• [TASK OBJECTIVE]:
Read the lines that follow and pick out every one containing the word "LUKU".

**********

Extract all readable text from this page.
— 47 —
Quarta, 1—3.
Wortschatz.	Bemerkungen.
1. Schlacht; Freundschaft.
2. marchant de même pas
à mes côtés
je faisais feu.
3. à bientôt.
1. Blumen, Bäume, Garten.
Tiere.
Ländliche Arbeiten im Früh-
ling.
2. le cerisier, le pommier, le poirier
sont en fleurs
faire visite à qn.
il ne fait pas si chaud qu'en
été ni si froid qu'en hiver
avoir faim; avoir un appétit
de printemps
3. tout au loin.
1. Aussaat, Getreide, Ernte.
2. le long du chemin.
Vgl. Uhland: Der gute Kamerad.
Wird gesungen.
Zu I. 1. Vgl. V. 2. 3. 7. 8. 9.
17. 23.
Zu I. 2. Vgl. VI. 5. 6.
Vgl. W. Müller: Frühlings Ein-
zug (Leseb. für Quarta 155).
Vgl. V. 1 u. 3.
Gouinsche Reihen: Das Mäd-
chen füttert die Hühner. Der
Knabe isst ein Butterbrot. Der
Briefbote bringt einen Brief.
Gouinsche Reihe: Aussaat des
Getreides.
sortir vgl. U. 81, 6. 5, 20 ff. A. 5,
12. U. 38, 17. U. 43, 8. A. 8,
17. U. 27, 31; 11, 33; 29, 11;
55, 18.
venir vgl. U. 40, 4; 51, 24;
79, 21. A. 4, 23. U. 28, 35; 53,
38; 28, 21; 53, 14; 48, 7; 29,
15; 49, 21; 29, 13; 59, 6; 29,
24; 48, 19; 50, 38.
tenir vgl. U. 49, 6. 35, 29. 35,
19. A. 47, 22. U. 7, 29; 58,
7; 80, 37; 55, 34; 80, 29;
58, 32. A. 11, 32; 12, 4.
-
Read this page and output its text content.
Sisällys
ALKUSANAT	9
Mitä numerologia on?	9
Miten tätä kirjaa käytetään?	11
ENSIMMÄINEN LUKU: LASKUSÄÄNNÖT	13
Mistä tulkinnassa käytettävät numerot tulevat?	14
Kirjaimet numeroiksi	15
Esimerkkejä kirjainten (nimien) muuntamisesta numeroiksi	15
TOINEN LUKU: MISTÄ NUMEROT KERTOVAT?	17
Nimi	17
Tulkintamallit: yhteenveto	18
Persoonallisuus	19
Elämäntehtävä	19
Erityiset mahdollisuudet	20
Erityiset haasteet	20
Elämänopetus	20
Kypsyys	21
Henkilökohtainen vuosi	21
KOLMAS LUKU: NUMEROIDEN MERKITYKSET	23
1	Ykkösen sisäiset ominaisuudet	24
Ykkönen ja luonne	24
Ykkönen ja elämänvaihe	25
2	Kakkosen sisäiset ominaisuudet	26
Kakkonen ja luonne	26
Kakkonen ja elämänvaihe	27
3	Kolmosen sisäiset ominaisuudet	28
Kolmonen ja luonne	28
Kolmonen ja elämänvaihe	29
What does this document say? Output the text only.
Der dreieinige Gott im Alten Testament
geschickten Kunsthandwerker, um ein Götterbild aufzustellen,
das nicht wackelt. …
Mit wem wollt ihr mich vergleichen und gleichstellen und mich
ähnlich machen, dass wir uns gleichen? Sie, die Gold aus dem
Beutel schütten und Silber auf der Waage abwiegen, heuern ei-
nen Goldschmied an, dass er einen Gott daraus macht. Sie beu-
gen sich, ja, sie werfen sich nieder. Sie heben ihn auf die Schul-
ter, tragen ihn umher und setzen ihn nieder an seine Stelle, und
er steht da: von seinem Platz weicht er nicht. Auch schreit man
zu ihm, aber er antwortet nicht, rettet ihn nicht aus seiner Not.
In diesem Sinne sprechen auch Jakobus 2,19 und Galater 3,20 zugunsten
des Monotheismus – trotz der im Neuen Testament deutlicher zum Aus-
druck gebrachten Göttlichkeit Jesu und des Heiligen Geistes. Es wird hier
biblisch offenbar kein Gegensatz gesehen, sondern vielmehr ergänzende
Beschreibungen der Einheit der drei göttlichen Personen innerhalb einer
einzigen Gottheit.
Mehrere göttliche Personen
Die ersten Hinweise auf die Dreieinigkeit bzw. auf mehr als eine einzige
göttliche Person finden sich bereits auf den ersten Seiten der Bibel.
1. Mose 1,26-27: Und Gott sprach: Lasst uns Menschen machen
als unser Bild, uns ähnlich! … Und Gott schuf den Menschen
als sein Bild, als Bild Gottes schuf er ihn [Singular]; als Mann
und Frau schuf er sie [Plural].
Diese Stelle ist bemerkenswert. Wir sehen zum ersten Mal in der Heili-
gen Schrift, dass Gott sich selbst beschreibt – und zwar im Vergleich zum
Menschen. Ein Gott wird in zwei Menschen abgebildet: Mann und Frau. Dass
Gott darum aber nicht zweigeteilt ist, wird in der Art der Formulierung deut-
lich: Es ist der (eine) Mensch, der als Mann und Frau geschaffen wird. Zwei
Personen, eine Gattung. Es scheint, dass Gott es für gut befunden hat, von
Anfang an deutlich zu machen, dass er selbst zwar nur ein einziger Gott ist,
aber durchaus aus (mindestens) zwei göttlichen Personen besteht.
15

**********

• [SOLUTION TO THIS TASK]:
ENSIMMÄINEN LUKU: LASKUSÄÄNNÖT	13
TOINEN LUKU: MISTÄ NUMEROT KERTOVAT?	17
KOLMAS LUKU: NUMEROIDEN MERKITYKSET	23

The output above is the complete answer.